Restate the whole of the material. Keep every word, and drop the pictures.

• Data provided
::::::::
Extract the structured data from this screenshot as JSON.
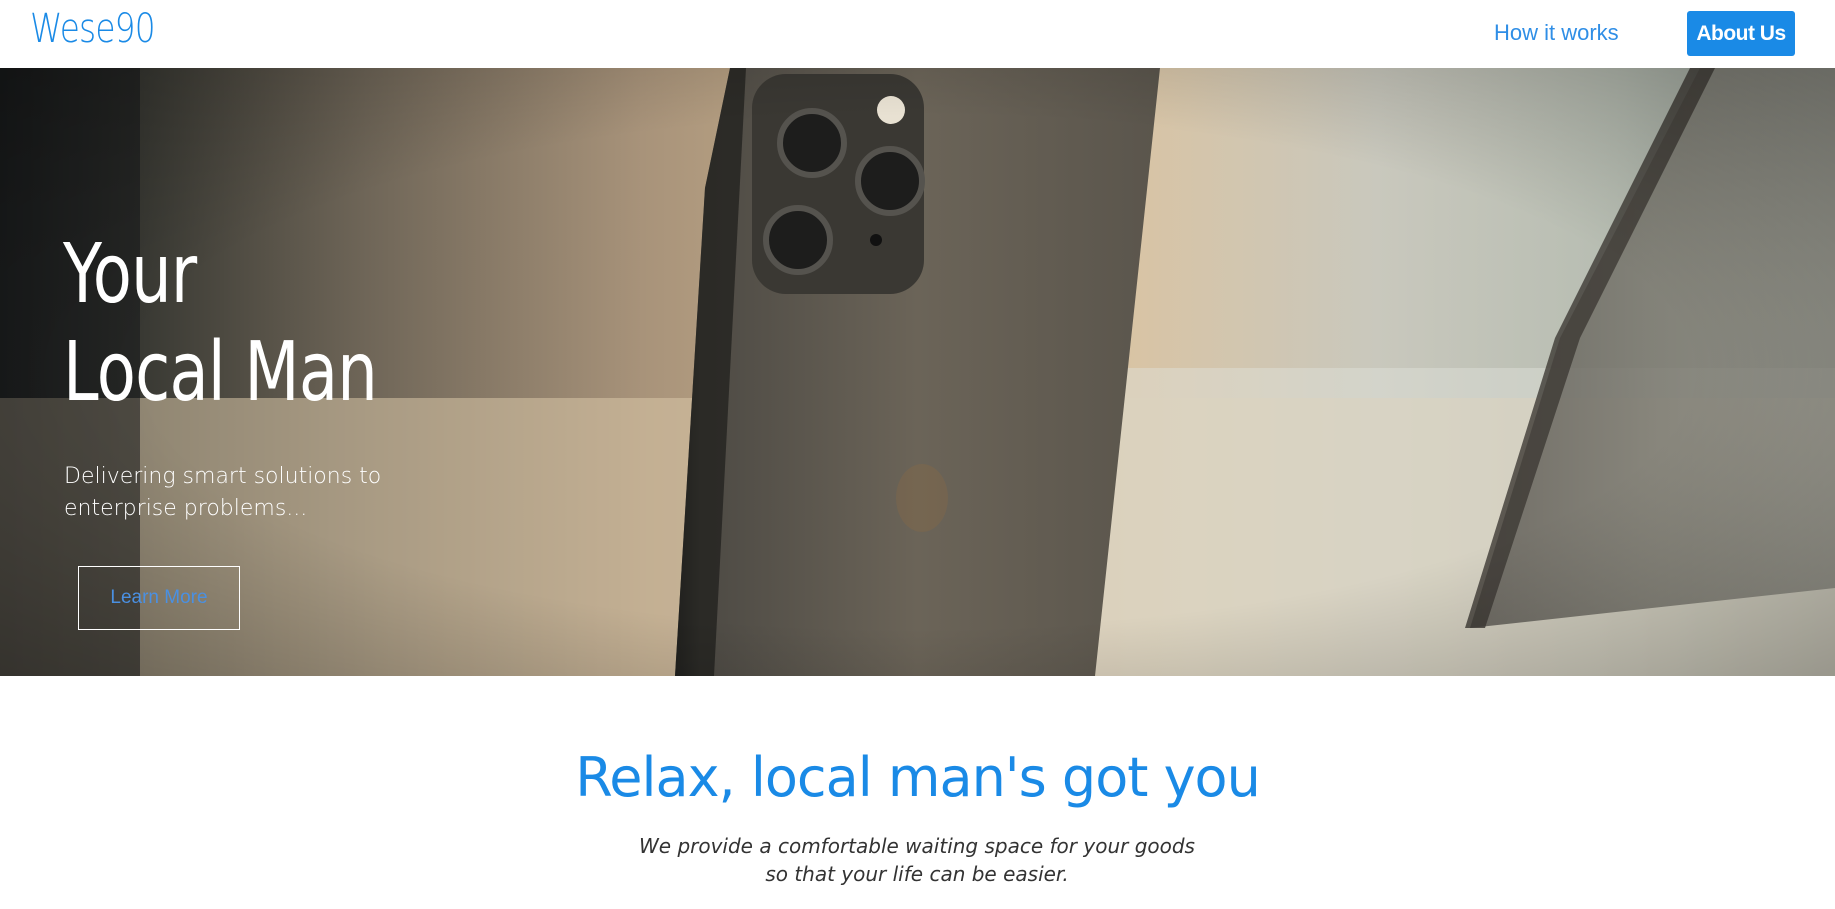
{
  "nav": {
    "brand": "Wese90",
    "links": [
      "How it works"
    ],
    "cta": "About Us"
  },
  "hero": {
    "title_line1": "Your",
    "title_line2": "Local Man",
    "subtitle": "Delivering smart solutions to enterprise problems...",
    "button": "Learn More"
  },
  "section": {
    "title": "Relax, local man's got you",
    "subtitle_line1": "We provide a comfortable waiting space for your goods",
    "subtitle_line2": "so that your life can be easier."
  },
  "colors": {
    "accent": "#1a8ae6",
    "nav_link": "#2f8ee6",
    "hero_button_text": "#4a90e2"
  }
}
::::::::
• Task output
Extract the structured data from this screenshot as JSON.
{
  "nav": {
    "brand": "Wese90",
    "links": [
      "How it works"
    ],
    "cta": "About Us"
  },
  "hero": {
    "title_line1": "Your",
    "title_line2": "Local Man",
    "subtitle": "Delivering smart solutions to enterprise problems...",
    "button": "Learn More"
  },
  "section": {
    "title": "Relax, local man's got you",
    "subtitle_line1": "We provide a comfortable waiting space for your goods",
    "subtitle_line2": "so that your life can be easier."
  },
  "colors": {
    "accent": "#1a8ae6",
    "nav_link": "#2f8ee6",
    "hero_button_text": "#4a90e2"
  }
}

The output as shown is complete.